- What the exercise asks -
Retype all of the entries word for word.

(Extracted records)
════════════════════
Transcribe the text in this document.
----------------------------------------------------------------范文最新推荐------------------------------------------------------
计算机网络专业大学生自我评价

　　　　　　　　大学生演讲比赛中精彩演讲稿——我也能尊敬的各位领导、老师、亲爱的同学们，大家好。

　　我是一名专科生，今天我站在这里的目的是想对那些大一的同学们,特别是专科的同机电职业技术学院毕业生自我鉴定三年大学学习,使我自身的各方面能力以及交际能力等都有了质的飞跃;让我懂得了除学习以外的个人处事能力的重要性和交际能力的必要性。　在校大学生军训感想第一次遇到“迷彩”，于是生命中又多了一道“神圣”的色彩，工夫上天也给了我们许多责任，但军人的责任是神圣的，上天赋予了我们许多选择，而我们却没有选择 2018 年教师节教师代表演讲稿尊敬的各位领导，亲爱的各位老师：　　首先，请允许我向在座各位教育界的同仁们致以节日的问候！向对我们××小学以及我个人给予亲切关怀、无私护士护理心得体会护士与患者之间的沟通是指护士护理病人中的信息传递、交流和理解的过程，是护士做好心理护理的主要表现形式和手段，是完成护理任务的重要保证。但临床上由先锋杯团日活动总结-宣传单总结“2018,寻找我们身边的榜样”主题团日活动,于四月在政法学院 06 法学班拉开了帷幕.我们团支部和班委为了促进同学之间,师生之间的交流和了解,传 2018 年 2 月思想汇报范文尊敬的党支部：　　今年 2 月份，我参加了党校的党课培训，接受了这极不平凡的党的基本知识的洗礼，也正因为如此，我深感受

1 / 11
════════════════════
- Solution to the problem -
Transcribe the text in this document.
----------------------------------------------------------------范文最新推荐------------------------------------------------------
计算机网络专业大学生自我评价

　　　　　　　　大学生演讲比赛中精彩演讲稿——我也能尊敬的各位领导、老师、亲爱的同学们，大家好。

　　我是一名专科生，今天我站在这里的目的是想对那些大一的同学们,特别是专科的同机电职业技术学院毕业生自我鉴定三年大学学习,使我自身的各方面能力以及交际能力等都有了质的飞跃;让我懂得了除学习以外的个人处事能力的重要性和交际能力的必要性。　在校大学生军训感想第一次遇到“迷彩”，于是生命中又多了一道“神圣”的色彩，工夫上天也给了我们许多责任，但军人的责任是神圣的，上天赋予了我们许多选择，而我们却没有选择 2018 年教师节教师代表演讲稿尊敬的各位领导，亲爱的各位老师：　　首先，请允许我向在座各位教育界的同仁们致以节日的问候！向对我们××小学以及我个人给予亲切关怀、无私护士护理心得体会护士与患者之间的沟通是指护士护理病人中的信息传递、交流和理解的过程，是护士做好心理护理的主要表现形式和手段，是完成护理任务的重要保证。但临床上由先锋杯团日活动总结-宣传单总结“2018,寻找我们身边的榜样”主题团日活动,于四月在政法学院 06 法学班拉开了帷幕.我们团支部和班委为了促进同学之间,师生之间的交流和了解,传 2018 年 2 月思想汇报范文尊敬的党支部：　　今年 2 月份，我参加了党校的党课培训，接受了这极不平凡的党的基本知识的洗礼，也正因为如此，我深感受

1 / 11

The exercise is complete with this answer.